Material provided –
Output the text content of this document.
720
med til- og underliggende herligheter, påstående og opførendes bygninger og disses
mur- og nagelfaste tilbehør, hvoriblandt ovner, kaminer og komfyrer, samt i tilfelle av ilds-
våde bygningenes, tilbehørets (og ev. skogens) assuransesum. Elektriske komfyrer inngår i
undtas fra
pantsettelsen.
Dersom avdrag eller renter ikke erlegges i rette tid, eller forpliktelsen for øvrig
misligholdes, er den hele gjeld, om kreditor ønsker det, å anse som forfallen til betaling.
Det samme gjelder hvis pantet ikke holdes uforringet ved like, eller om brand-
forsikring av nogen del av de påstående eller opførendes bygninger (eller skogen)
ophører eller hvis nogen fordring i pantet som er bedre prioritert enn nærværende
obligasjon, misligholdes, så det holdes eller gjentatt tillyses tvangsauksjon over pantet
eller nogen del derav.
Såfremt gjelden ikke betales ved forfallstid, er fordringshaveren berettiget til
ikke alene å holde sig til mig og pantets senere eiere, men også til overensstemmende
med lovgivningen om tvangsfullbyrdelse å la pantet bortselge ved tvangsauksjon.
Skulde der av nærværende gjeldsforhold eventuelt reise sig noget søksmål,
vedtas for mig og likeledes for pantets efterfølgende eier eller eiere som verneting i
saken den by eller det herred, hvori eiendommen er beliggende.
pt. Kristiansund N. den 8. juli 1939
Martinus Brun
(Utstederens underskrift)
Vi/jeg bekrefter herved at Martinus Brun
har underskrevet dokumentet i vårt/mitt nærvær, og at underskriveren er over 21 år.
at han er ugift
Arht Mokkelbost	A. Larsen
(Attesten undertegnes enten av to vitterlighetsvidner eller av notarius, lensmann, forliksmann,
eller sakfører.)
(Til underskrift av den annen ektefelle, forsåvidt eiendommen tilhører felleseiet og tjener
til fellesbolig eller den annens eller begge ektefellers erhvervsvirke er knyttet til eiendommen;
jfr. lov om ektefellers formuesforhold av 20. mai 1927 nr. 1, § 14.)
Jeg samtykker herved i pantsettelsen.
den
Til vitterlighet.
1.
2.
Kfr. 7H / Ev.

What to produce –
Each entry above is to be copied out exactly as written.

Exercise solution –
Output the text content of this document.
720
med til- og underliggende herligheter, påstående og opførendes bygninger og disses
mur- og nagelfaste tilbehør, hvoriblandt ovner, kaminer og komfyrer, samt i tilfelle av ilds-
våde bygningenes, tilbehørets (og ev. skogens) assuransesum. Elektriske komfyrer inngår i
undtas fra
pantsettelsen.
Dersom avdrag eller renter ikke erlegges i rette tid, eller forpliktelsen for øvrig
misligholdes, er den hele gjeld, om kreditor ønsker det, å anse som forfallen til betaling.
Det samme gjelder hvis pantet ikke holdes uforringet ved like, eller om brand-
forsikring av nogen del av de påstående eller opførendes bygninger (eller skogen)
ophører eller hvis nogen fordring i pantet som er bedre prioritert enn nærværende
obligasjon, misligholdes, så det holdes eller gjentatt tillyses tvangsauksjon over pantet
eller nogen del derav.
Såfremt gjelden ikke betales ved forfallstid, er fordringshaveren berettiget til
ikke alene å holde sig til mig og pantets senere eiere, men også til overensstemmende
med lovgivningen om tvangsfullbyrdelse å la pantet bortselge ved tvangsauksjon.
Skulde der av nærværende gjeldsforhold eventuelt reise sig noget søksmål,
vedtas for mig og likeledes for pantets efterfølgende eier eller eiere som verneting i
saken den by eller det herred, hvori eiendommen er beliggende.
pt. Kristiansund N. den 8. juli 1939
Martinus Brun
(Utstederens underskrift)
Vi/jeg bekrefter herved at Martinus Brun
har underskrevet dokumentet i vårt/mitt nærvær, og at underskriveren er over 21 år.
at han er ugift
Arht Mokkelbost	A. Larsen
(Attesten undertegnes enten av to vitterlighetsvidner eller av notarius, lensmann, forliksmann,
eller sakfører.)
(Til underskrift av den annen ektefelle, forsåvidt eiendommen tilhører felleseiet og tjener
til fellesbolig eller den annens eller begge ektefellers erhvervsvirke er knyttet til eiendommen;
jfr. lov om ektefellers formuesforhold av 20. mai 1927 nr. 1, § 14.)
Jeg samtykker herved i pantsettelsen.
den
Til vitterlighet.
1.
2.
Kfr. 7H / Ev.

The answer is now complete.